*Work to do*. Every line below is to be copied exactly, with the pictures left out.

>> begin Supplied data

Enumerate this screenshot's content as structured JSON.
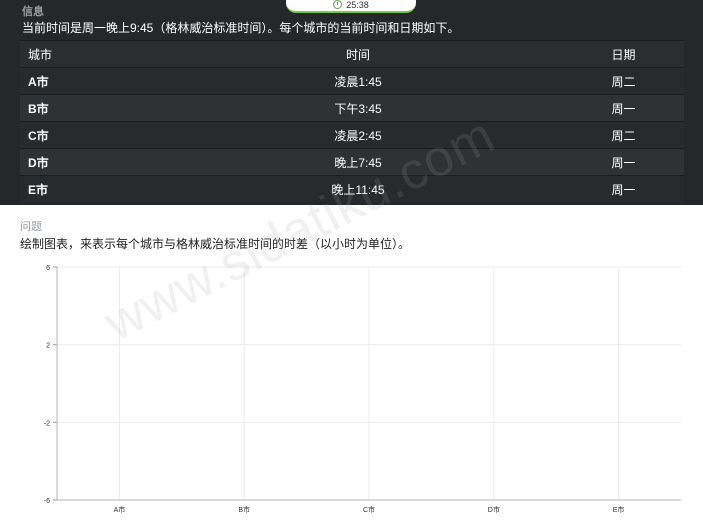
{
  "timer": {
    "value": "25:38"
  },
  "info": {
    "section_label": "信息",
    "text": "当前时间是周一晚上9:45（格林威治标准时间）。每个城市的当前时间和日期如下。",
    "table": {
      "headers": [
        "城市",
        "时间",
        "日期"
      ],
      "rows": [
        [
          "A市",
          "凌晨1:45",
          "周二"
        ],
        [
          "B市",
          "下午3:45",
          "周一"
        ],
        [
          "C市",
          "凌晨2:45",
          "周二"
        ],
        [
          "D市",
          "晚上7:45",
          "周一"
        ],
        [
          "E市",
          "晚上11:45",
          "周一"
        ]
      ]
    }
  },
  "question": {
    "section_label": "问题",
    "text": "绘制图表，来表示每个城市与格林威治标准时间的时差（以小时为单位）。"
  },
  "watermark": "www.sidatiku.com",
  "chart_data": {
    "type": "bar",
    "categories": [
      "A市",
      "B市",
      "C市",
      "D市",
      "E市"
    ],
    "values": [],
    "ylim": [
      -6,
      6
    ],
    "yticks": [
      "6",
      "2",
      "-2",
      "-6"
    ],
    "grid": true
  }
}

>> end Supplied data

*Solved problem*.
Enumerate this screenshot's content as structured JSON.
{
  "timer": {
    "value": "25:38"
  },
  "info": {
    "section_label": "信息",
    "text": "当前时间是周一晚上9:45（格林威治标准时间）。每个城市的当前时间和日期如下。",
    "table": {
      "headers": [
        "城市",
        "时间",
        "日期"
      ],
      "rows": [
        [
          "A市",
          "凌晨1:45",
          "周二"
        ],
        [
          "B市",
          "下午3:45",
          "周一"
        ],
        [
          "C市",
          "凌晨2:45",
          "周二"
        ],
        [
          "D市",
          "晚上7:45",
          "周一"
        ],
        [
          "E市",
          "晚上11:45",
          "周一"
        ]
      ]
    }
  },
  "question": {
    "section_label": "问题",
    "text": "绘制图表，来表示每个城市与格林威治标准时间的时差（以小时为单位）。"
  },
  "watermark": "www.sidatiku.com",
  "chart_data": {
    "type": "bar",
    "categories": [
      "A市",
      "B市",
      "C市",
      "D市",
      "E市"
    ],
    "values": [],
    "ylim": [
      -6,
      6
    ],
    "yticks": [
      "6",
      "2",
      "-2",
      "-6"
    ],
    "grid": true
  }
}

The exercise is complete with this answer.